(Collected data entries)
::::::::::

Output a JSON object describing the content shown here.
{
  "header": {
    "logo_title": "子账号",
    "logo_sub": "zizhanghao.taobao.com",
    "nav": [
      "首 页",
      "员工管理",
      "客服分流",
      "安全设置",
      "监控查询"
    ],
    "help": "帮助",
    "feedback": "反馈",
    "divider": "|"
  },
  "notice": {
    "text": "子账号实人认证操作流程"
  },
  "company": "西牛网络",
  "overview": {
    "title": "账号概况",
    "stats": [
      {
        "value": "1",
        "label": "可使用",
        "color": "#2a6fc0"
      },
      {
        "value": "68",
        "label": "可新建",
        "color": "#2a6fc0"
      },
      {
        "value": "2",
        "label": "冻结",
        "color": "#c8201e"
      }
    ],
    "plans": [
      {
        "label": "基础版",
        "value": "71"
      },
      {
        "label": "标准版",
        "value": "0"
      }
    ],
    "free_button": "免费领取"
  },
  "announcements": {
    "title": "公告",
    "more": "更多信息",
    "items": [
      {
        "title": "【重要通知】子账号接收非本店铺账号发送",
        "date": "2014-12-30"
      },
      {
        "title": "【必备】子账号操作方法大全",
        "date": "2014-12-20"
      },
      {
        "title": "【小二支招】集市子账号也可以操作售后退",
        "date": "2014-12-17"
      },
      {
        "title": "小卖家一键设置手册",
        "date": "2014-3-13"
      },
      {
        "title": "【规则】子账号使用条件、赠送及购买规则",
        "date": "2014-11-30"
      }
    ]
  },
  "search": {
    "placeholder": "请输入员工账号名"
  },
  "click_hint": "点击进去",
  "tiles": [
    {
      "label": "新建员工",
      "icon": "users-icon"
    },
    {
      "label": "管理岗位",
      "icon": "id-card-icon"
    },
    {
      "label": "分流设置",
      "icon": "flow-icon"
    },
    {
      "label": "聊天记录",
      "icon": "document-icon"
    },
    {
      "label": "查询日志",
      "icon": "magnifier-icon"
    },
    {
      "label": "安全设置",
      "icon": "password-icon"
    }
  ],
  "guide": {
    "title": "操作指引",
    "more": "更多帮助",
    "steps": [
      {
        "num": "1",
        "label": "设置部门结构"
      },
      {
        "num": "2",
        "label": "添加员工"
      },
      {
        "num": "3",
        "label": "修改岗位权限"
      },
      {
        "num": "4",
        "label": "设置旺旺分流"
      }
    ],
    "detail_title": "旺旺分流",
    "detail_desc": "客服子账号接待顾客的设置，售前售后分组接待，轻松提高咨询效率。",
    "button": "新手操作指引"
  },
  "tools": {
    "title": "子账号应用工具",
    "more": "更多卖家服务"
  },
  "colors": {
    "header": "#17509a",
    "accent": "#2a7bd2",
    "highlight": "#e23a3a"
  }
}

::::::::::

Aim: Of the lines in the listing, how many hold the word "icon"? Nothing but the number is needed.

Right answer: 6